- [EXERCISE INSTRUCTIONS]
Restate every line below word for word, but drop each picture.
(Beginning of SUPPLIED ENTRIES)
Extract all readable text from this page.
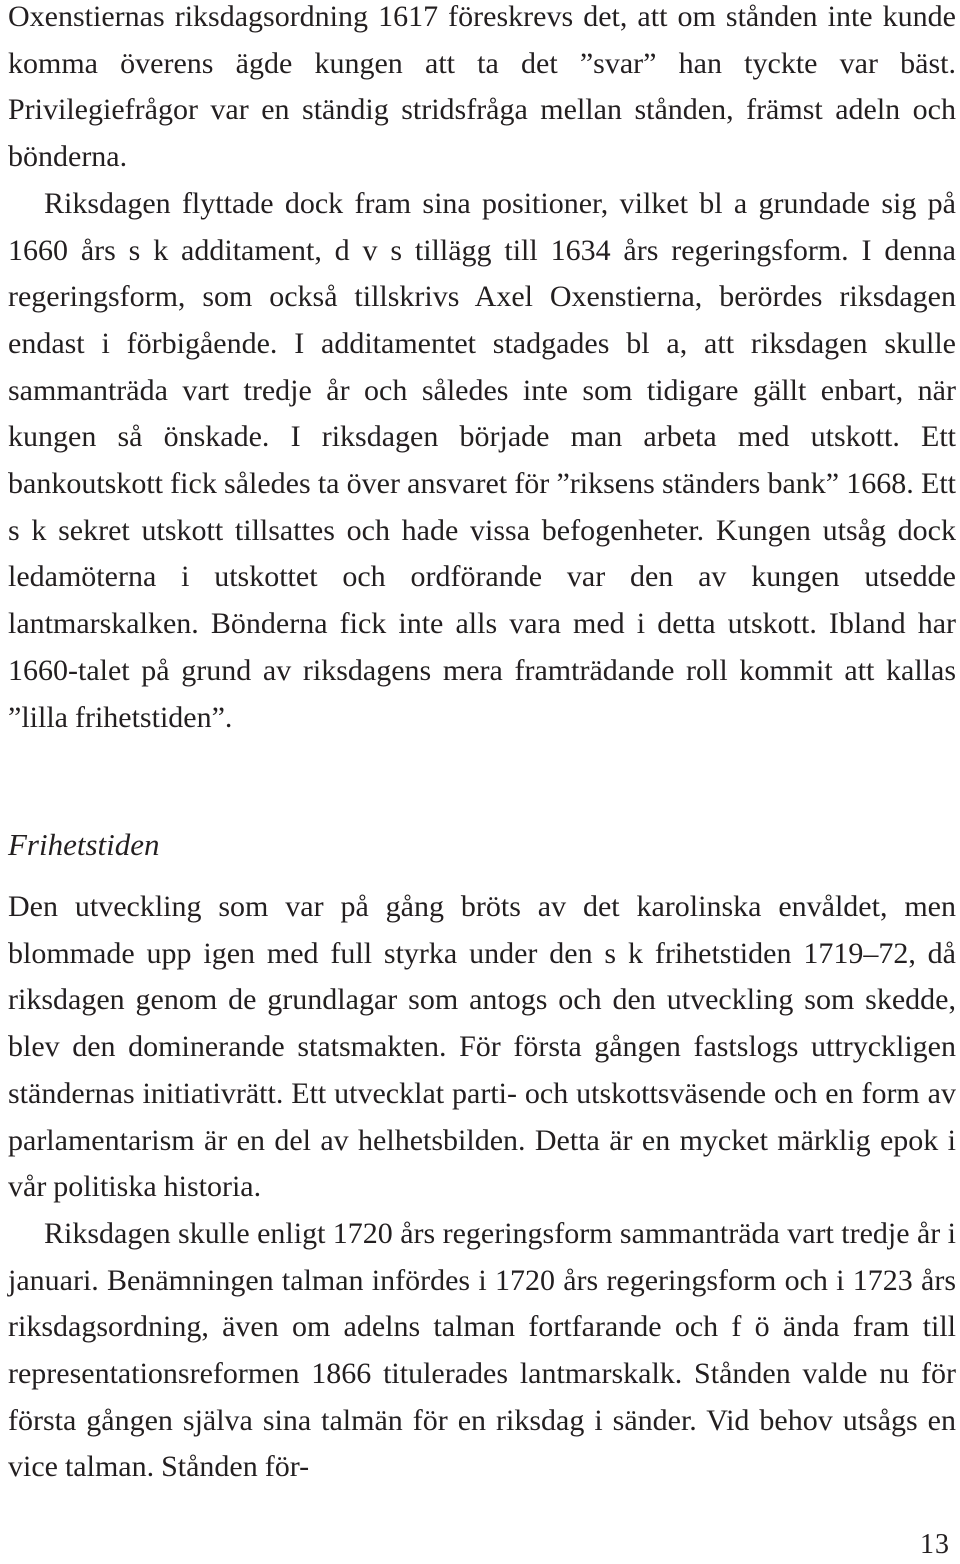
Oxenstiernas riksdagsordning 1617 föreskrevs det, att om stånden inte kunde komma överens ägde kungen att ta det ”svar” han tyckte var bäst. Privilegiefrågor var en ständig stridsfråga mellan stånden, främst adeln och bönderna.

Riksdagen flyttade dock fram sina positioner, vilket bl a grundade sig på 1660 års s k additament, d v s tillägg till 1634 års regeringsform. I denna regeringsform, som också tillskrivs Axel Oxenstierna, berördes riksdagen endast i förbigående. I additamentet stadgades bl a, att riksdagen skulle sammanträda vart tredje år och således inte som tidigare gällt enbart, när kungen så önskade. I riksdagen började man arbeta med utskott. Ett bankoutskott fick således ta över ansvaret för ”riksens ständers bank” 1668. Ett s k sekret utskott tillsattes och hade vissa befogenheter. Kungen utsåg dock ledamöterna i utskottet och ordförande var den av kungen utsedde lantmarskalken. Bönderna fick inte alls vara med i detta utskott. Ibland har 1660-talet på grund av riksdagens mera framträdande roll kommit att kallas ”lilla frihetstiden”.

Frihetstiden

Den utveckling som var på gång bröts av det karolinska envåldet, men blommade upp igen med full styrka under den s k frihetstiden 1719–72, då riksdagen genom de grundlagar som antogs och den utveckling som skedde, blev den dominerande statsmakten. För första gången fastslogs uttryckligen ständernas initiativrätt. Ett utvecklat parti- och utskottsväsende och en form av parlamentarism är en del av helhetsbilden. Detta är en mycket märklig epok i vår politiska historia.

Riksdagen skulle enligt 1720 års regeringsform sammanträda vart tredje år i januari. Benämningen talman infördes i 1720 års regeringsform och i 1723 års riksdagsordning, även om adelns talman fortfarande och f ö ända fram till representationsreformen 1866 titulerades lantmarskalk. Stånden valde nu för första gången själva sina talmän för en riksdag i sänder. Vid behov utsågs en vice talman. Stånden för-

13
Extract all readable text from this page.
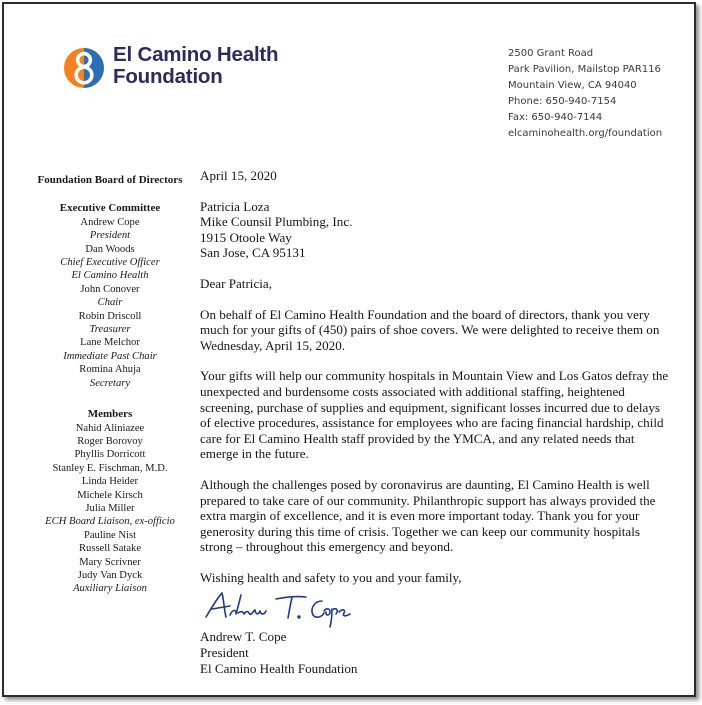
El Camino Health
Foundation
2500 Grant Road
Park Pavilion, Mailstop PAR116
Mountain View, CA 94040
Phone: 650-940-7154
Fax: 650-940-7144
elcaminohealth.org/foundation
Foundation Board of Directors
Executive Committee
Andrew Cope
President
Dan Woods
Chief Executive Officer
El Camino Health
John Conover
Chair
Robin Driscoll
Treasurer
Lane Melchor
Immediate Past Chair
Romina Ahuja
Secretary
Members
Nahid Aliniazee
Roger Borovoy
Phyllis Dorricott
Stanley E. Fischman, M.D.
Linda Heider
Michele Kirsch
Julia Miller
ECH Board Liaison, ex-officio
Pauline Nist
Russell Satake
Mary Scrivner
Judy Van Dyck
Auxiliary Liaison

April 15, 2020

Patricia Loza
Mike Counsil Plumbing, Inc.
1915 Otoole Way
San Jose, CA 95131

Dear Patricia,

On behalf of El Camino Health Foundation and the board of directors, thank you very
much for your gifts of (450) pairs of shoe covers. We were delighted to receive them on
Wednesday, April 15, 2020.
Your gifts will help our community hospitals in Mountain View and Los Gatos defray the
unexpected and burdensome costs associated with additional staffing, heightened
screening, purchase of supplies and equipment, significant losses incurred due to delays
of elective procedures, assistance for employees who are facing financial hardship, child
care for El Camino Health staff provided by the YMCA, and any related needs that
emerge in the future.
Although the challenges posed by coronavirus are daunting, El Camino Health is well
prepared to take care of our community. Philanthropic support has always provided the
extra margin of excellence, and it is even more important today. Thank you for your
generosity during this time of crisis. Together we can keep our community hospitals
strong – throughout this emergency and beyond.

Wishing health and safety to you and your family,

Andrew T. Cope
President
El Camino Health Foundation
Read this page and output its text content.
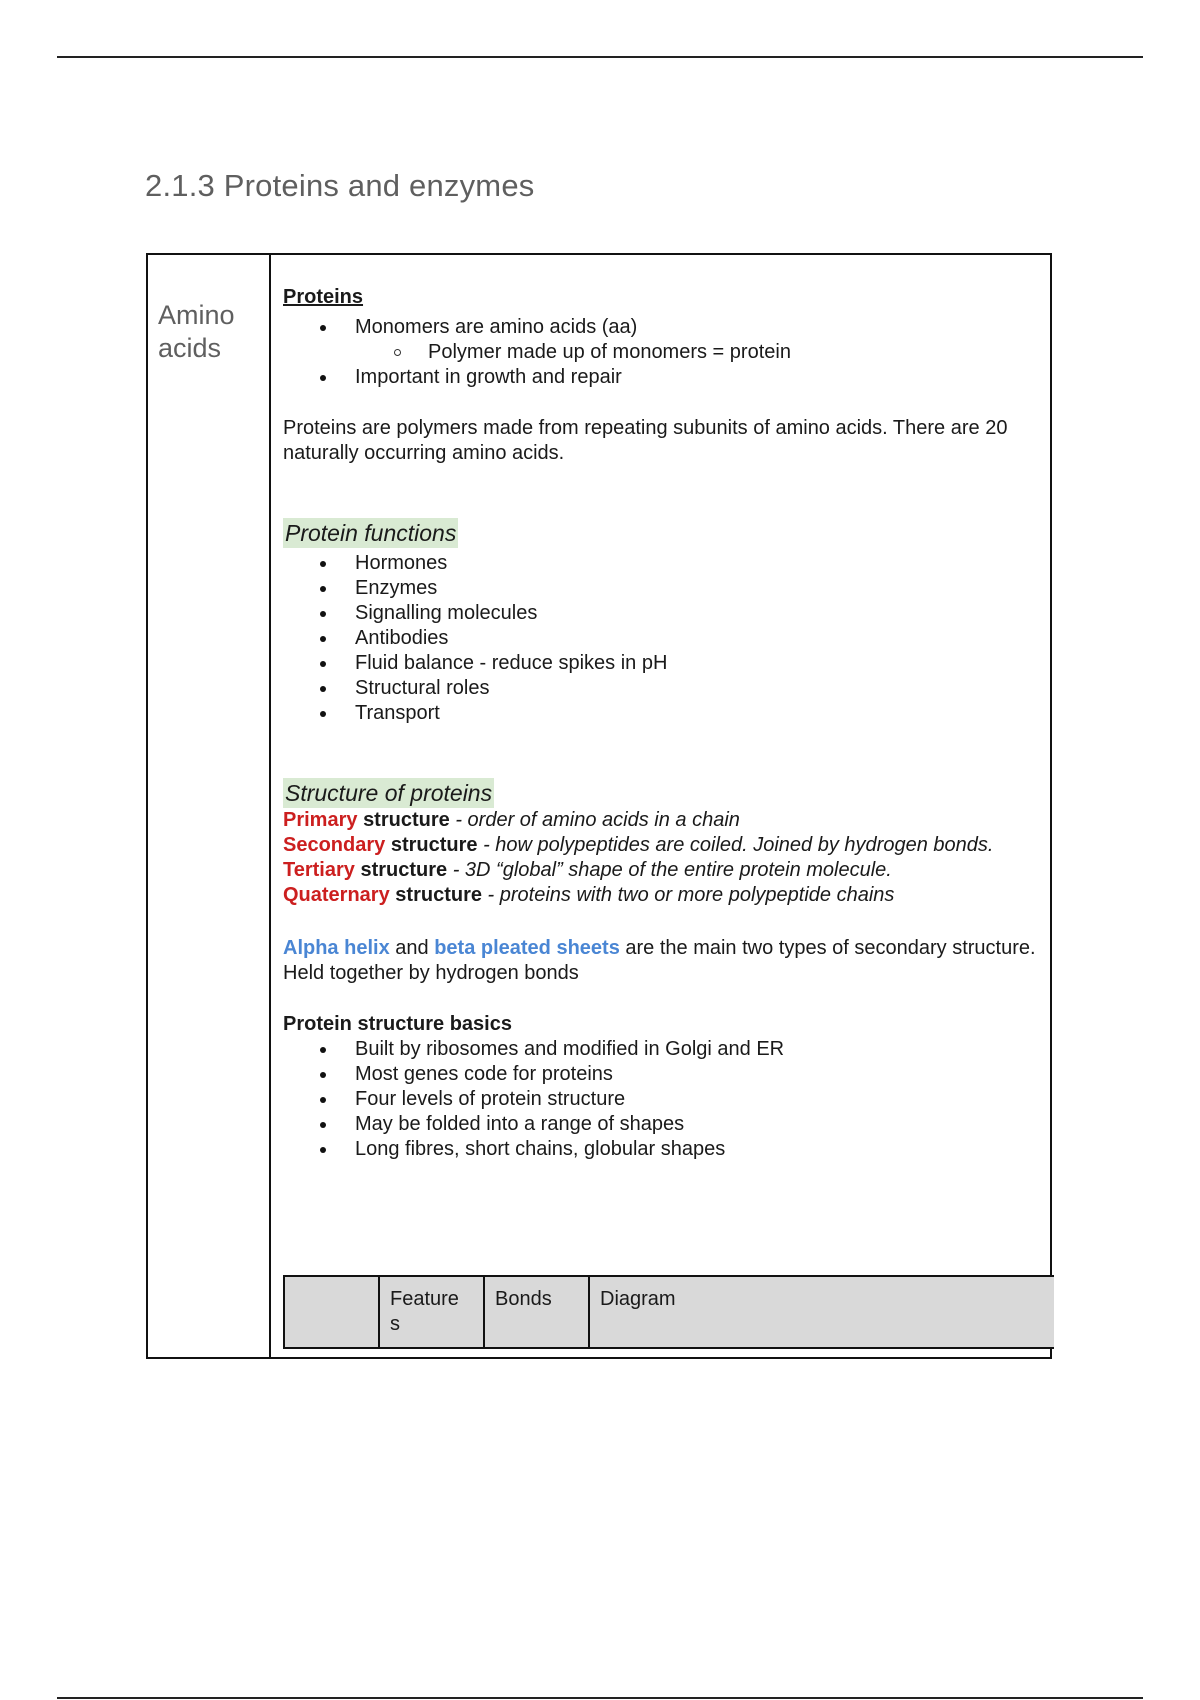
2.1.3 Proteins and enzymes

Amino acids

Proteins

Monomers are amino acids (aa)
Polymer made up of monomers = protein
Important in growth and repair

Proteins are polymers made from repeating subunits of amino acids. There are 20 naturally occurring amino acids.

Protein functions

Hormones
Enzymes
Signalling molecules
Antibodies
Fluid balance - reduce spikes in pH
Structural roles
Transport

Structure of proteins

Primary structure - order of amino acids in a chain

Secondary structure - how polypeptides are coiled. Joined by hydrogen bonds.

Tertiary structure - 3D “global” shape of the entire protein molecule.

Quaternary structure - proteins with two or more polypeptide chains

Alpha helix and beta pleated sheets are the main two types of secondary structure. Held together by hydrogen bonds

Protein structure basics

Built by ribosomes and modified in Golgi and ER
Most genes code for proteins
Four levels of protein structure
May be folded into a range of shapes
Long fibres, short chains, globular shapes
Feature s
Bonds	Diagram
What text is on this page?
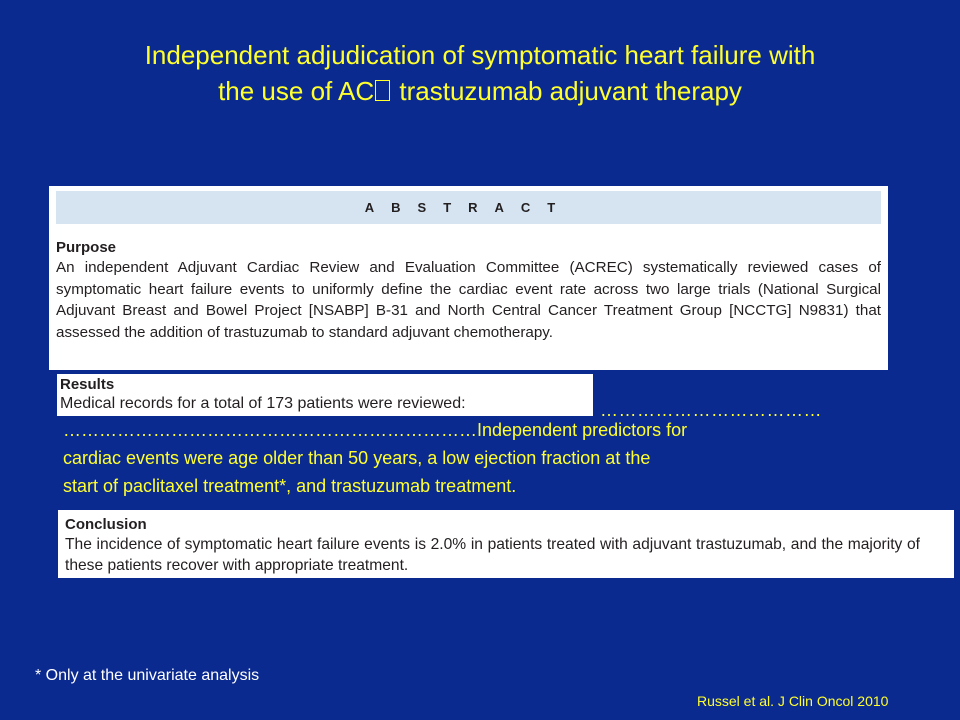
Independent adjudication of symptomatic heart failure with
the use of AC trastuzumab adjuvant therapy
ABSTRACT

Purpose

An independent Adjuvant Cardiac Review and Evaluation Committee (ACREC) systematically reviewed cases of symptomatic heart failure events to uniformly define the cardiac event rate across two large trials (National Surgical Adjuvant Breast and Bowel Project [NSABP] B-31 and North Central Cancer Treatment Group [NCCTG] N9831) that assessed the addition of trastuzumab to standard adjuvant chemotherapy.

Results

Medical records for a total of 173 patients were reviewed:	………………………………

……………………………………………………………Independent predictors for

cardiac events were age older than 50 years, a low ejection fraction at the

start of paclitaxel treatment*, and trastuzumab treatment.

Conclusion

The incidence of symptomatic heart failure events is 2.0% in patients treated with adjuvant trastuzumab, and the majority of these patients recover with appropriate treatment.

* Only at the univariate analysis

Russel et al. J Clin Oncol 2010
(End of SUPPLIED ENTRIES)
- [RESPONSE AREA]
Extract all readable text from this page.
Oxenstiernas riksdagsordning 1617 föreskrevs det, att om stånden inte kunde komma överens ägde kungen att ta det ”svar” han tyckte var bäst. Privilegiefrågor var en ständig stridsfråga mellan stånden, främst adeln och bönderna.

Riksdagen flyttade dock fram sina positioner, vilket bl a grundade sig på 1660 års s k additament, d v s tillägg till 1634 års regeringsform. I denna regeringsform, som också tillskrivs Axel Oxenstierna, berördes riksdagen endast i förbigående. I additamentet stadgades bl a, att riksdagen skulle sammanträda vart tredje år och således inte som tidigare gällt enbart, när kungen så önskade. I riksdagen började man arbeta med utskott. Ett bankoutskott fick således ta över ansvaret för ”riksens ständers bank” 1668. Ett s k sekret utskott tillsattes och hade vissa befogenheter. Kungen utsåg dock ledamöterna i utskottet och ordförande var den av kungen utsedde lantmarskalken. Bönderna fick inte alls vara med i detta utskott. Ibland har 1660-talet på grund av riksdagens mera framträdande roll kommit att kallas ”lilla frihetstiden”.

Frihetstiden

Den utveckling som var på gång bröts av det karolinska envåldet, men blommade upp igen med full styrka under den s k frihetstiden 1719–72, då riksdagen genom de grundlagar som antogs och den utveckling som skedde, blev den dominerande statsmakten. För första gången fastslogs uttryckligen ständernas initiativrätt. Ett utvecklat parti- och utskottsväsende och en form av parlamentarism är en del av helhetsbilden. Detta är en mycket märklig epok i vår politiska historia.

Riksdagen skulle enligt 1720 års regeringsform sammanträda vart tredje år i januari. Benämningen talman infördes i 1720 års regeringsform och i 1723 års riksdagsordning, även om adelns talman fortfarande och f ö ända fram till representationsreformen 1866 titulerades lantmarskalk. Stånden valde nu för första gången själva sina talmän för en riksdag i sänder. Vid behov utsågs en vice talman. Stånden för-

13
Extract all readable text from this page.
El Camino Health
Foundation
2500 Grant Road
Park Pavilion, Mailstop PAR116
Mountain View, CA 94040
Phone: 650-940-7154
Fax: 650-940-7144
elcaminohealth.org/foundation
Foundation Board of Directors
Executive Committee
Andrew Cope
President
Dan Woods
Chief Executive Officer
El Camino Health
John Conover
Chair
Robin Driscoll
Treasurer
Lane Melchor
Immediate Past Chair
Romina Ahuja
Secretary
Members
Nahid Aliniazee
Roger Borovoy
Phyllis Dorricott
Stanley E. Fischman, M.D.
Linda Heider
Michele Kirsch
Julia Miller
ECH Board Liaison, ex-officio
Pauline Nist
Russell Satake
Mary Scrivner
Judy Van Dyck
Auxiliary Liaison

April 15, 2020

Patricia Loza
Mike Counsil Plumbing, Inc.
1915 Otoole Way
San Jose, CA 95131

Dear Patricia,

On behalf of El Camino Health Foundation and the board of directors, thank you very
much for your gifts of (450) pairs of shoe covers. We were delighted to receive them on
Wednesday, April 15, 2020.
Your gifts will help our community hospitals in Mountain View and Los Gatos defray the
unexpected and burdensome costs associated with additional staffing, heightened
screening, purchase of supplies and equipment, significant losses incurred due to delays
of elective procedures, assistance for employees who are facing financial hardship, child
care for El Camino Health staff provided by the YMCA, and any related needs that
emerge in the future.
Although the challenges posed by coronavirus are daunting, El Camino Health is well
prepared to take care of our community. Philanthropic support has always provided the
extra margin of excellence, and it is even more important today. Thank you for your
generosity during this time of crisis. Together we can keep our community hospitals
strong – throughout this emergency and beyond.

Wishing health and safety to you and your family,

Andrew T. Cope
President
El Camino Health Foundation
Read this page and output its text content.
2.1.3 Proteins and enzymes

Amino acids

Proteins

Monomers are amino acids (aa)
Polymer made up of monomers = protein
Important in growth and repair

Proteins are polymers made from repeating subunits of amino acids. There are 20 naturally occurring amino acids.

Protein functions

Hormones
Enzymes
Signalling molecules
Antibodies
Fluid balance - reduce spikes in pH
Structural roles
Transport

Structure of proteins

Primary structure - order of amino acids in a chain

Secondary structure - how polypeptides are coiled. Joined by hydrogen bonds.

Tertiary structure - 3D “global” shape of the entire protein molecule.

Quaternary structure - proteins with two or more polypeptide chains

Alpha helix and beta pleated sheets are the main two types of secondary structure. Held together by hydrogen bonds

Protein structure basics

Built by ribosomes and modified in Golgi and ER
Most genes code for proteins
Four levels of protein structure
May be folded into a range of shapes
Long fibres, short chains, globular shapes
Feature s
Bonds	Diagram
What text is on this page?
Independent adjudication of symptomatic heart failure with
the use of AC trastuzumab adjuvant therapy
ABSTRACT

Purpose

An independent Adjuvant Cardiac Review and Evaluation Committee (ACREC) systematically reviewed cases of symptomatic heart failure events to uniformly define the cardiac event rate across two large trials (National Surgical Adjuvant Breast and Bowel Project [NSABP] B-31 and North Central Cancer Treatment Group [NCCTG] N9831) that assessed the addition of trastuzumab to standard adjuvant chemotherapy.

Results

Medical records for a total of 173 patients were reviewed:	………………………………

……………………………………………………………Independent predictors for

cardiac events were age older than 50 years, a low ejection fraction at the

start of paclitaxel treatment*, and trastuzumab treatment.

Conclusion

The incidence of symptomatic heart failure events is 2.0% in patients treated with adjuvant trastuzumab, and the majority of these patients recover with appropriate treatment.

* Only at the univariate analysis

Russel et al. J Clin Oncol 2010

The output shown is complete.